▸ **What you will do**
Report each of the rows below that contains the word "September", copying every such line in full.

▸ **Exercise inputs**
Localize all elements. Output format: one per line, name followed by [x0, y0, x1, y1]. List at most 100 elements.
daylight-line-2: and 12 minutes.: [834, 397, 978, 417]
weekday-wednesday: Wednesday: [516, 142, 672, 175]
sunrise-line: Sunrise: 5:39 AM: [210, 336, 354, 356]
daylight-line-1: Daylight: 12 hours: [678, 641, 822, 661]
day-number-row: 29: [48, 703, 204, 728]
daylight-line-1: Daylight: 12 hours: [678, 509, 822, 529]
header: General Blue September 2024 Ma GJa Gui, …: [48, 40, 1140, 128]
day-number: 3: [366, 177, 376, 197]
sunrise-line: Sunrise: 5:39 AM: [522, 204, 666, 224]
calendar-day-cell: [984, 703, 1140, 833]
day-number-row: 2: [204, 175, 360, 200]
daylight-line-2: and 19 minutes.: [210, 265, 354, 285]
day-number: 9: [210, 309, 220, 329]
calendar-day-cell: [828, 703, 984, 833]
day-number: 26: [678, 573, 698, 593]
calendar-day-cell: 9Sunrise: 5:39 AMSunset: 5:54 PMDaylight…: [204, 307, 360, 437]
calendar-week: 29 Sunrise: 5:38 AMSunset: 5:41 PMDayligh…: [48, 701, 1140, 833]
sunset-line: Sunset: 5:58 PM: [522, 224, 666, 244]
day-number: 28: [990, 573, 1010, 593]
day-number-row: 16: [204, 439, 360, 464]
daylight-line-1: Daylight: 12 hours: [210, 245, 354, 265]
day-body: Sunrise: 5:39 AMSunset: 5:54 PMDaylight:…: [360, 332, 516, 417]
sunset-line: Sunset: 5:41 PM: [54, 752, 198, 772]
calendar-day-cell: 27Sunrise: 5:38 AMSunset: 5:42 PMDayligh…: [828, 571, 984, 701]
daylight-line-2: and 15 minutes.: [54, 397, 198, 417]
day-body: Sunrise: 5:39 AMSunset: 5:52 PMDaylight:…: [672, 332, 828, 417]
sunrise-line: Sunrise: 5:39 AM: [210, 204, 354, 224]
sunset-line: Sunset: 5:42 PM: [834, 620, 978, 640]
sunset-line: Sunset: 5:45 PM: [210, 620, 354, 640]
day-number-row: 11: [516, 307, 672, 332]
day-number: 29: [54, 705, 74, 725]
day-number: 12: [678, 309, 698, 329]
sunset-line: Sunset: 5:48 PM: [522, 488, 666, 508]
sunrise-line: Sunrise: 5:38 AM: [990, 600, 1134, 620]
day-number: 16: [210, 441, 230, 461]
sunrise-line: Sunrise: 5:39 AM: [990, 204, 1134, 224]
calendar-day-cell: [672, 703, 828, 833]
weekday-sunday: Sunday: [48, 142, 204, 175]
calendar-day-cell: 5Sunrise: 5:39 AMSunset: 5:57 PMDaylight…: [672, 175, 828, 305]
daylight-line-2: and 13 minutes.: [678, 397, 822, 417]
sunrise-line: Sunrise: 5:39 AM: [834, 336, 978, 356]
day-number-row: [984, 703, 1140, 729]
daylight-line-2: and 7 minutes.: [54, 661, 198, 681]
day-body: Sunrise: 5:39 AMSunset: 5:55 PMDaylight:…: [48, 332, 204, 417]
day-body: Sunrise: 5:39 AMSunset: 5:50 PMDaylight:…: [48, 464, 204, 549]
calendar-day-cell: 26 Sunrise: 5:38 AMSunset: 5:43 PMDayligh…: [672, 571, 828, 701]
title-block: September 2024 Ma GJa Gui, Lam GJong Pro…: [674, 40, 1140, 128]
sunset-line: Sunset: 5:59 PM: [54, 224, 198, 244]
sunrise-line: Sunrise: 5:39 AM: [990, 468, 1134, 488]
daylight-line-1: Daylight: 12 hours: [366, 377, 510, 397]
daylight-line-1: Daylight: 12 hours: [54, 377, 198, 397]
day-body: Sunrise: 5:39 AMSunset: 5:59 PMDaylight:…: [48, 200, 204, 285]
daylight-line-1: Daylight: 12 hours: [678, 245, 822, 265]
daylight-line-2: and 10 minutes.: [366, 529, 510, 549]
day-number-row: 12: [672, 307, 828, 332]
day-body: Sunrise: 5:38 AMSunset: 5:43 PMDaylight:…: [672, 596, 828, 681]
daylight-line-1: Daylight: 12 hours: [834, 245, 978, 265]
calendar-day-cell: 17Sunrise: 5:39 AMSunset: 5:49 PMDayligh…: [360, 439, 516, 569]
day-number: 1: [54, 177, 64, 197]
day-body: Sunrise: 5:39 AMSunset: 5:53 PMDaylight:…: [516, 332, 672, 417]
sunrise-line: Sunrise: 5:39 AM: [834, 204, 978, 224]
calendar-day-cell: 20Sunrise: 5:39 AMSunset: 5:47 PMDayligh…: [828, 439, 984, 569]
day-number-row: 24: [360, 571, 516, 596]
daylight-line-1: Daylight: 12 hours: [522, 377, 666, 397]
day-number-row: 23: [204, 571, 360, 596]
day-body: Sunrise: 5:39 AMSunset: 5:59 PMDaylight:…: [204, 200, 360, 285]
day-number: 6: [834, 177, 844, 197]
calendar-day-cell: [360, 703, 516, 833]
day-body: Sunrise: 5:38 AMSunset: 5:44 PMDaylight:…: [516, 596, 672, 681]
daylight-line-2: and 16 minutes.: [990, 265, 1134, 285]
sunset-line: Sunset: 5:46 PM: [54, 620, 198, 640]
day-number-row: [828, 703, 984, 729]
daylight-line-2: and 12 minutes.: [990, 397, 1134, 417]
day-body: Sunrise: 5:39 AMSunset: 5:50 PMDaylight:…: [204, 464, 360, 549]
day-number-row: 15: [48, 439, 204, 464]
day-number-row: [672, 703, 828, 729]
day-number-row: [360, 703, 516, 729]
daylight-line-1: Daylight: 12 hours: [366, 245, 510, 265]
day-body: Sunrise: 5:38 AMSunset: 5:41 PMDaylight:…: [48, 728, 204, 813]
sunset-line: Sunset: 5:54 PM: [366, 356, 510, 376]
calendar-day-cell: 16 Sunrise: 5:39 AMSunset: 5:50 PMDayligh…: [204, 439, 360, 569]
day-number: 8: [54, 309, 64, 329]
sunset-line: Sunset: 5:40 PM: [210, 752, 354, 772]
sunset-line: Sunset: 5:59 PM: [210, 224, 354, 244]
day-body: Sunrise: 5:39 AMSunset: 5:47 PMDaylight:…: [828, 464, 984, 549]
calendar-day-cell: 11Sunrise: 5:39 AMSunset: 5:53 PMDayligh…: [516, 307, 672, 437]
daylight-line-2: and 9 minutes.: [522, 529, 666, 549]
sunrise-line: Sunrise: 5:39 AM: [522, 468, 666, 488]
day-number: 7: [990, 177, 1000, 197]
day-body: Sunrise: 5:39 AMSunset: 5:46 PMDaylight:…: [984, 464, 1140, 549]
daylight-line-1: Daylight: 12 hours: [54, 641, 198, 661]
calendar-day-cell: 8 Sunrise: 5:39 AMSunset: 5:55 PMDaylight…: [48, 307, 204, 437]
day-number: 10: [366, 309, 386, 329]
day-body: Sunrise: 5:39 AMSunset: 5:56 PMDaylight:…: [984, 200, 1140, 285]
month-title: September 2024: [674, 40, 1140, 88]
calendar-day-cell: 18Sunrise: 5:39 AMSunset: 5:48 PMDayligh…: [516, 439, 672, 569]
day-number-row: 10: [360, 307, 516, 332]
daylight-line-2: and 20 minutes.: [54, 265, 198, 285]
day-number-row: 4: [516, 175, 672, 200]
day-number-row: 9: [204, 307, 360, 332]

▸ **Reply**
header: General Blue September 2024 Ma GJa Gui, …: [48, 40, 1140, 128]
title-block: September 2024 Ma GJa Gui, Lam GJong Pro…: [674, 40, 1140, 128]
month-title: September 2024: [674, 40, 1140, 88]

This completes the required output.